> [What to do]:
What number of lines in the material contain the word "ΒΑΡΗΣ"? Give that number alone.

> [Records for this exercise]:

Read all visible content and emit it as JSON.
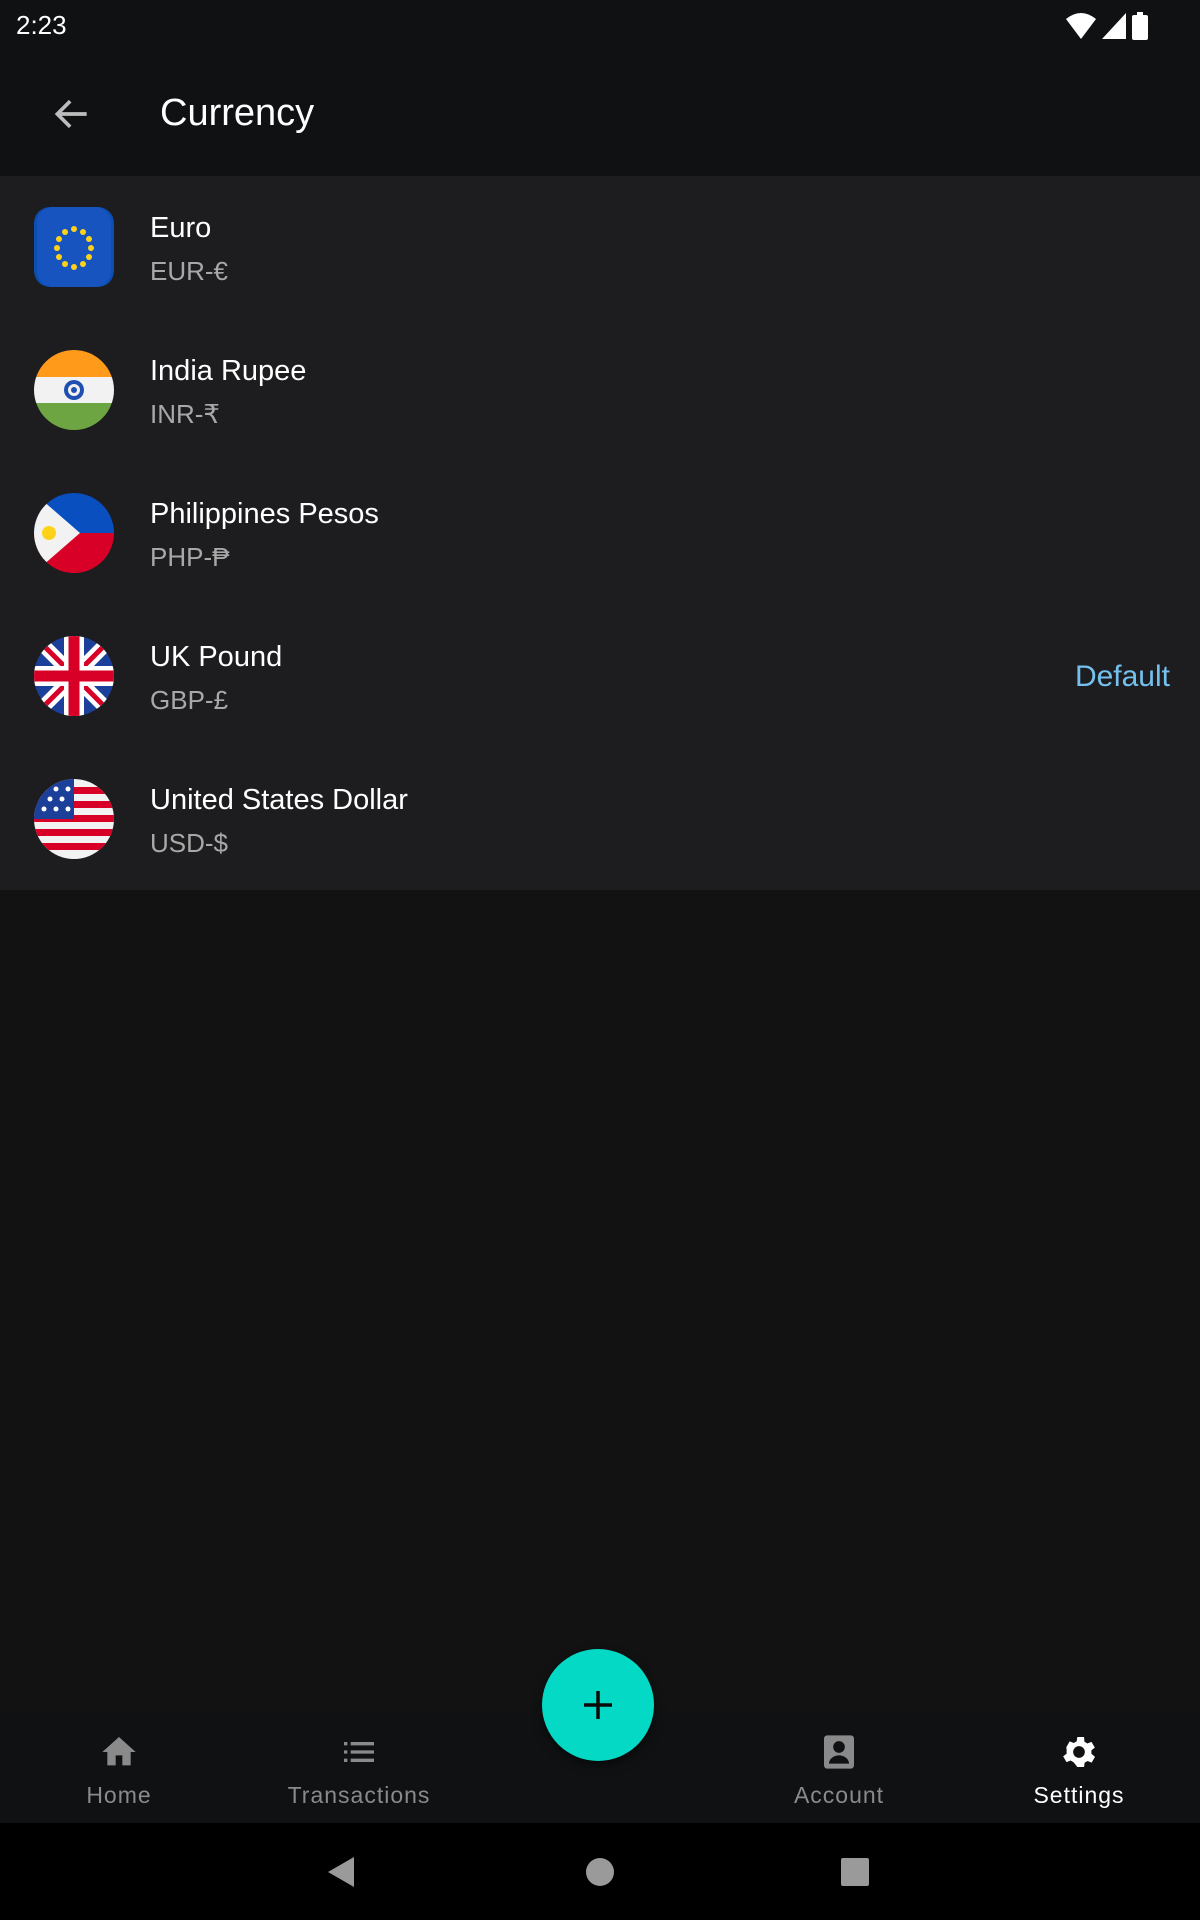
{
  "status_bar": {
    "time": "2:23",
    "icons": [
      "wifi-icon",
      "signal-icon",
      "battery-icon"
    ]
  },
  "app_bar": {
    "title": "Currency",
    "back_icon": "arrow-left-icon"
  },
  "currencies": [
    {
      "name": "Euro",
      "code": "EUR-€",
      "flag": "eu-flag"
    },
    {
      "name": "India Rupee",
      "code": "INR-₹",
      "flag": "india-flag"
    },
    {
      "name": "Philippines Pesos",
      "code": "PHP-₱",
      "flag": "philippines-flag"
    },
    {
      "name": "UK Pound",
      "code": "GBP-£",
      "flag": "uk-flag",
      "badge": "Default"
    },
    {
      "name": "United States Dollar",
      "code": "USD-$",
      "flag": "us-flag"
    }
  ],
  "bottom_nav": {
    "items": [
      {
        "label": "Home",
        "icon": "home-icon"
      },
      {
        "label": "Transactions",
        "icon": "list-icon"
      },
      {
        "label": "Account",
        "icon": "account-icon"
      },
      {
        "label": "Settings",
        "icon": "gear-icon",
        "active": true
      }
    ],
    "fab_icon": "plus-icon",
    "fab_color": "#03d9c5"
  },
  "colors": {
    "accent": "#03d9c5",
    "default_badge": "#74c1f0",
    "list_bg": "#1d1d1f",
    "bg": "#121212"
  }
}
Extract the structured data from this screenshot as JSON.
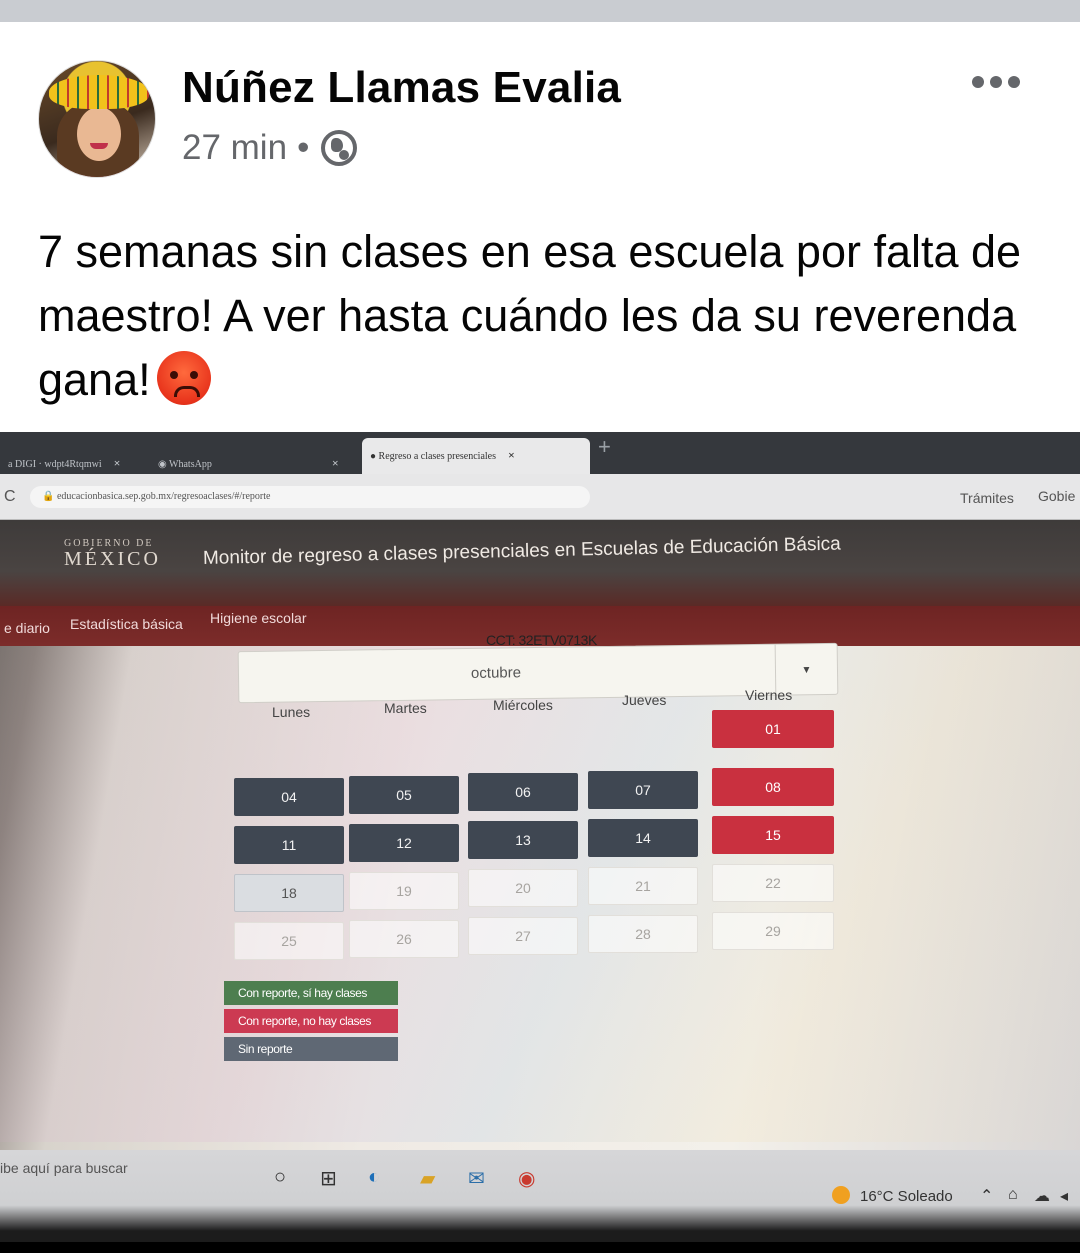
{
  "post": {
    "author": "Núñez Llamas Evalia",
    "time": "27 min",
    "separator": "•",
    "text": "7 semanas sin clases en esa escuela por falta de maestro! A ver hasta cuándo les da su reverenda gana!",
    "emoji": "angry-face"
  },
  "photo": {
    "browser": {
      "tabs": [
        {
          "label": "a DIGI · wdpt4Rtqmwi"
        },
        {
          "label": "WhatsApp"
        },
        {
          "label": "Regreso a clases presenciales"
        }
      ],
      "url": "educacionbasica.sep.gob.mx/regresoaclases/#/reporte",
      "nav_right": [
        "Trámites",
        "Gobie"
      ]
    },
    "site": {
      "logo_line1": "GOBIERNO DE",
      "logo_line2": "MÉXICO",
      "title": "Monitor de regreso a clases presenciales en Escuelas de Educación Básica",
      "menu": [
        "e diario",
        "Estadística básica",
        "Higiene escolar"
      ]
    },
    "calendar": {
      "cct": "CCT: 32ETV0713K",
      "month": "octubre",
      "days": [
        "Lunes",
        "Martes",
        "Miércoles",
        "Jueves",
        "Viernes"
      ],
      "weeks": [
        [
          null,
          null,
          null,
          null,
          {
            "d": "01",
            "s": "red"
          }
        ],
        [
          {
            "d": "04",
            "s": "dark"
          },
          {
            "d": "05",
            "s": "dark"
          },
          {
            "d": "06",
            "s": "dark"
          },
          {
            "d": "07",
            "s": "dark"
          },
          {
            "d": "08",
            "s": "red"
          }
        ],
        [
          {
            "d": "11",
            "s": "dark"
          },
          {
            "d": "12",
            "s": "dark"
          },
          {
            "d": "13",
            "s": "dark"
          },
          {
            "d": "14",
            "s": "dark"
          },
          {
            "d": "15",
            "s": "red"
          }
        ],
        [
          {
            "d": "18",
            "s": "today"
          },
          {
            "d": "19",
            "s": "empty"
          },
          {
            "d": "20",
            "s": "empty"
          },
          {
            "d": "21",
            "s": "empty"
          },
          {
            "d": "22",
            "s": "empty"
          }
        ],
        [
          {
            "d": "25",
            "s": "empty"
          },
          {
            "d": "26",
            "s": "empty"
          },
          {
            "d": "27",
            "s": "empty"
          },
          {
            "d": "28",
            "s": "empty"
          },
          {
            "d": "29",
            "s": "empty"
          }
        ]
      ],
      "legend": {
        "green": "Con reporte, sí hay clases",
        "red": "Con reporte, no hay clases",
        "gray": "Sin reporte"
      },
      "colors": {
        "dark": "#3f4752",
        "red": "#c9303f",
        "green": "#4d7e4f"
      }
    },
    "taskbar": {
      "search": "ibe aquí para buscar",
      "weather": "16°C  Soleado"
    }
  }
}
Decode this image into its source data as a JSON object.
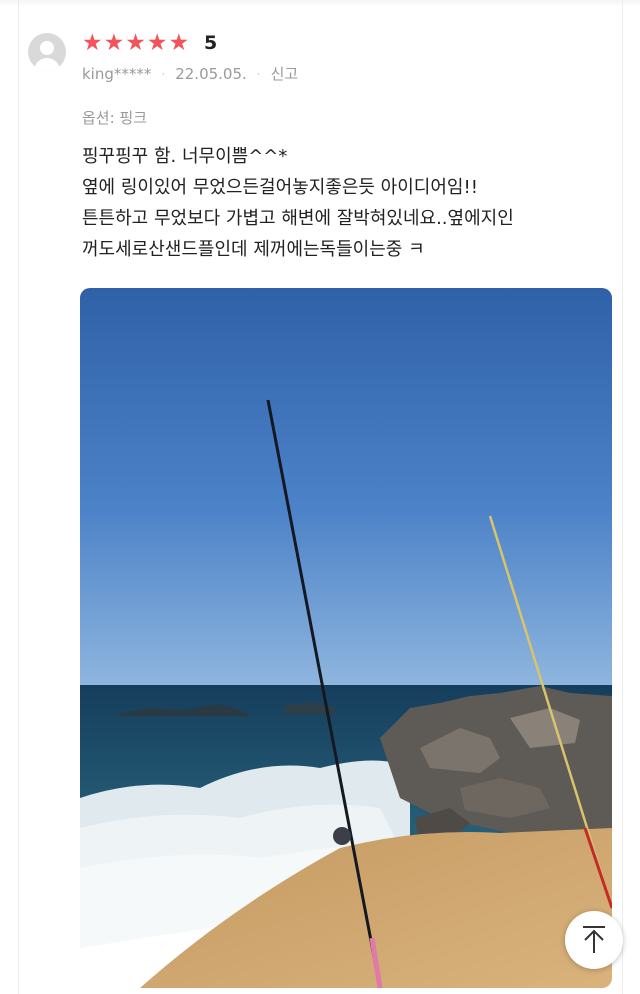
{
  "review": {
    "rating_stars": [
      "★",
      "★",
      "★",
      "★",
      "★"
    ],
    "rating_value": "5",
    "username": "king*****",
    "date": "22.05.05.",
    "report_label": "신고",
    "option_label": "옵션: 핑크",
    "lines": [
      "핑꾸핑꾸 함. 너무이쁨^^*",
      "옆에 링이있어 무었으든걸어놓지좋은듯 아이디어임!!",
      "튼튼하고 무었보다 가볍고 해변에 잘박혀있네요..옆에지인",
      "꺼도세로산샌드플인데 제꺼에는독들이는중 ㅋ"
    ],
    "star_color": "#f2545b"
  },
  "icons": {
    "avatar": "user-placeholder-icon",
    "scroll_top": "arrow-up-icon"
  }
}
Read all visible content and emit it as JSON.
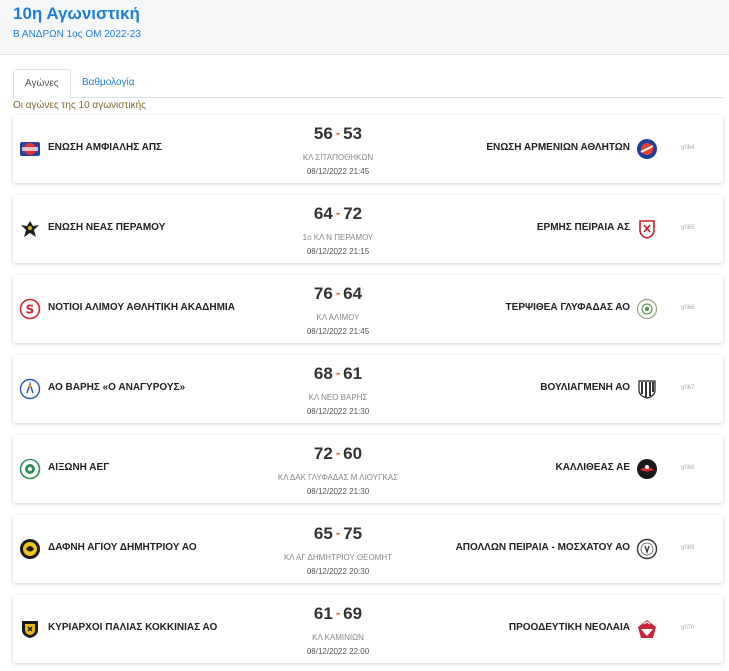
{
  "header": {
    "title": "10η Αγωνιστική",
    "subtitle": "Β ΑΝΔΡΩΝ 1ος ΟΜ 2022-23"
  },
  "tabs": [
    {
      "label": "Αγώνες"
    },
    {
      "label": "Βαθμολογία"
    }
  ],
  "round_label": "Οι αγώνες της 10 αγωνιστικής",
  "colors": {
    "accent": "#1e7fd6",
    "score_separator": "#e05a2a"
  },
  "matches": [
    {
      "home": "ΕΝΩΣΗ ΑΜΦΙΑΛΗΣ ΑΠΣ",
      "home_logo": "amfiali-logo",
      "home_score": "56",
      "separator": "-",
      "away_score": "53",
      "away": "ΕΝΩΣΗ ΑΡΜΕΝΙΩΝ ΑΘΛΗΤΩΝ",
      "away_logo": "armenion-logo",
      "venue": "ΚΛ ΣΙΤΑΠΟΘΗΚΩΝ",
      "date": "08/12/2022 21:45",
      "code": "g064"
    },
    {
      "home": "ΕΝΩΣΗ ΝΕΑΣ ΠΕΡΑΜΟΥ",
      "home_logo": "eagle-logo",
      "home_score": "64",
      "separator": "-",
      "away_score": "72",
      "away": "ΕΡΜΗΣ ΠΕΙΡΑΙΑ ΑΣ",
      "away_logo": "ermis-logo",
      "venue": "1ο ΚΛ Ν ΠΕΡΑΜΟΥ",
      "date": "08/12/2022 21:15",
      "code": "g065"
    },
    {
      "home": "ΝΟΤΙΟΙ ΑΛΙΜΟΥ ΑΘΛΗΤΙΚΗ ΑΚΑΔΗΜΙΑ",
      "home_logo": "notioi-logo",
      "home_score": "76",
      "separator": "-",
      "away_score": "64",
      "away": "ΤΕΡΨΙΘΕΑ ΓΛΥΦΑΔΑΣ ΑΟ",
      "away_logo": "terpsithea-logo",
      "venue": "ΚΛ ΑΛΙΜΟΥ",
      "date": "08/12/2022 21:45",
      "code": "g066"
    },
    {
      "home": "ΑΟ ΒΑΡΗΣ «Ο ΑΝΑΓΥΡΟΥΣ»",
      "home_logo": "varis-logo",
      "home_score": "68",
      "separator": "-",
      "away_score": "61",
      "away": "ΒΟΥΛΙΑΓΜΕΝΗ ΑΟ",
      "away_logo": "vouliagmeni-logo",
      "venue": "ΚΛ ΝΕΟ ΒΑΡΗΣ",
      "date": "08/12/2022 21:30",
      "code": "g067"
    },
    {
      "home": "ΑΙΞΩΝΗ ΑΕΓ",
      "home_logo": "aixoni-logo",
      "home_score": "72",
      "separator": "-",
      "away_score": "60",
      "away": "ΚΑΛΛΙΘΕΑΣ ΑΕ",
      "away_logo": "kallithea-logo",
      "venue": "ΚΛ ΔΑΚ ΓΛΥΦΑΔΑΣ Μ ΛΙΟΥΓΚΑΣ",
      "date": "08/12/2022 21:30",
      "code": "g068"
    },
    {
      "home": "ΔΑΦΝΗ ΑΓΙΟΥ ΔΗΜΗΤΡΙΟΥ ΑΟ",
      "home_logo": "dafni-logo",
      "home_score": "65",
      "separator": "-",
      "away_score": "75",
      "away": "ΑΠΟΛΛΩΝ ΠΕΙΡΑΙΑ - ΜΟΣΧΑΤΟΥ ΑΟ",
      "away_logo": "apollon-logo",
      "venue": "ΚΛ ΑΓ ΔΗΜΗΤΡΙΟΥ ΘΕΟΜΗΤ",
      "date": "08/12/2022 20:30",
      "code": "g069"
    },
    {
      "home": "ΚΥΡΙΑΡΧΟΙ ΠΑΛΙΑΣ ΚΟΚΚΙΝΙΑΣ ΑΟ",
      "home_logo": "kyriarxoi-logo",
      "home_score": "61",
      "separator": "-",
      "away_score": "69",
      "away": "ΠΡΟΟΔΕΥΤΙΚΗ ΝΕΟΛΑΙΑ",
      "away_logo": "proodeftiki-logo",
      "venue": "ΚΛ ΚΑΜΙΝΙΩΝ",
      "date": "08/12/2022 22:00",
      "code": "g070"
    }
  ]
}
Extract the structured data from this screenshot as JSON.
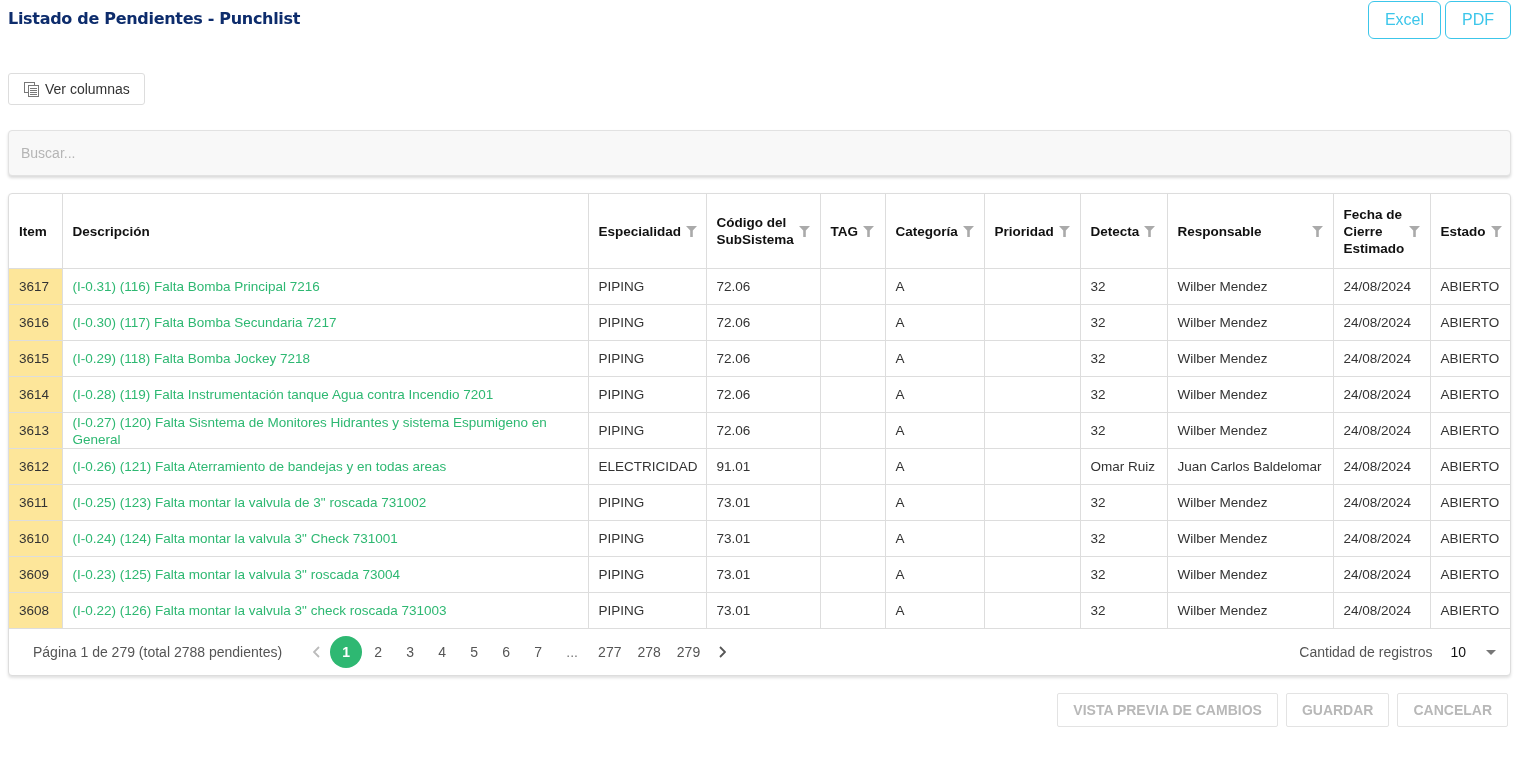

> [Task response]:
2